— Start —

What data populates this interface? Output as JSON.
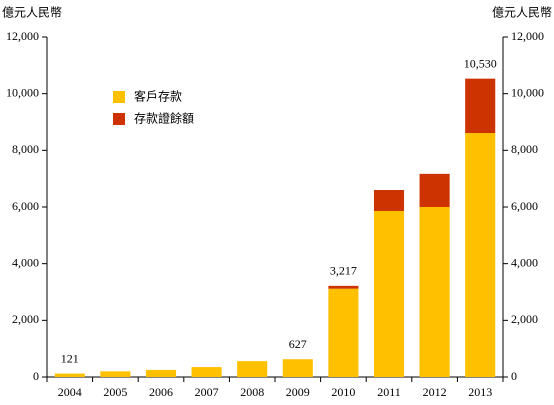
{
  "chart_data": {
    "type": "stacked-bar",
    "y_label": "億元人民幣",
    "y2_label": "億元人民幣",
    "categories": [
      "2004",
      "2005",
      "2006",
      "2007",
      "2008",
      "2009",
      "2010",
      "2011",
      "2012",
      "2013"
    ],
    "series": [
      {
        "name": "客戶存款",
        "color": "#ffc000",
        "values": [
          121,
          200,
          250,
          350,
          560,
          627,
          3117,
          5860,
          6000,
          8610
        ]
      },
      {
        "name": "存款證餘額",
        "color": "#cc3300",
        "values": [
          0,
          0,
          0,
          0,
          0,
          0,
          100,
          740,
          1170,
          1920
        ]
      }
    ],
    "totals": [
      121,
      null,
      null,
      null,
      null,
      627,
      3217,
      null,
      null,
      10530
    ],
    "total_labels": [
      "121",
      null,
      null,
      null,
      null,
      "627",
      "3,217",
      null,
      null,
      "10,530"
    ],
    "ylim": [
      0,
      12000
    ],
    "yticks": [
      0,
      {
        "value": 2000,
        "label": "2,000"
      },
      {
        "value": 4000,
        "label": "4,000"
      },
      {
        "value": 6000,
        "label": "6,000"
      },
      {
        "value": 8000,
        "label": "8,000"
      },
      {
        "value": 10000,
        "label": "10,000"
      },
      {
        "value": 12000,
        "label": "12,000"
      }
    ],
    "y2lim": [
      0,
      12000
    ],
    "y2ticks": [
      0,
      {
        "value": 2000,
        "label": "2,000"
      },
      {
        "value": 4000,
        "label": "4,000"
      },
      {
        "value": 6000,
        "label": "6,000"
      },
      {
        "value": 8000,
        "label": "8,000"
      },
      {
        "value": 10000,
        "label": "10,000"
      },
      {
        "value": 12000,
        "label": "12,000"
      }
    ],
    "legend": "upper-left",
    "grid": false
  }
}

— End —

## EXERCISE BRIEF
Output an exact copy of the material, with the pictures removed.

## SOLUTION
What data populates this interface? Output as JSON.
{
  "chart_data": {
    "type": "stacked-bar",
    "y_label": "億元人民幣",
    "y2_label": "億元人民幣",
    "categories": [
      "2004",
      "2005",
      "2006",
      "2007",
      "2008",
      "2009",
      "2010",
      "2011",
      "2012",
      "2013"
    ],
    "series": [
      {
        "name": "客戶存款",
        "color": "#ffc000",
        "values": [
          121,
          200,
          250,
          350,
          560,
          627,
          3117,
          5860,
          6000,
          8610
        ]
      },
      {
        "name": "存款證餘額",
        "color": "#cc3300",
        "values": [
          0,
          0,
          0,
          0,
          0,
          0,
          100,
          740,
          1170,
          1920
        ]
      }
    ],
    "totals": [
      121,
      null,
      null,
      null,
      null,
      627,
      3217,
      null,
      null,
      10530
    ],
    "total_labels": [
      "121",
      null,
      null,
      null,
      null,
      "627",
      "3,217",
      null,
      null,
      "10,530"
    ],
    "ylim": [
      0,
      12000
    ],
    "yticks": [
      0,
      {
        "value": 2000,
        "label": "2,000"
      },
      {
        "value": 4000,
        "label": "4,000"
      },
      {
        "value": 6000,
        "label": "6,000"
      },
      {
        "value": 8000,
        "label": "8,000"
      },
      {
        "value": 10000,
        "label": "10,000"
      },
      {
        "value": 12000,
        "label": "12,000"
      }
    ],
    "y2lim": [
      0,
      12000
    ],
    "y2ticks": [
      0,
      {
        "value": 2000,
        "label": "2,000"
      },
      {
        "value": 4000,
        "label": "4,000"
      },
      {
        "value": 6000,
        "label": "6,000"
      },
      {
        "value": 8000,
        "label": "8,000"
      },
      {
        "value": 10000,
        "label": "10,000"
      },
      {
        "value": 12000,
        "label": "12,000"
      }
    ],
    "legend": "upper-left",
    "grid": false
  }
}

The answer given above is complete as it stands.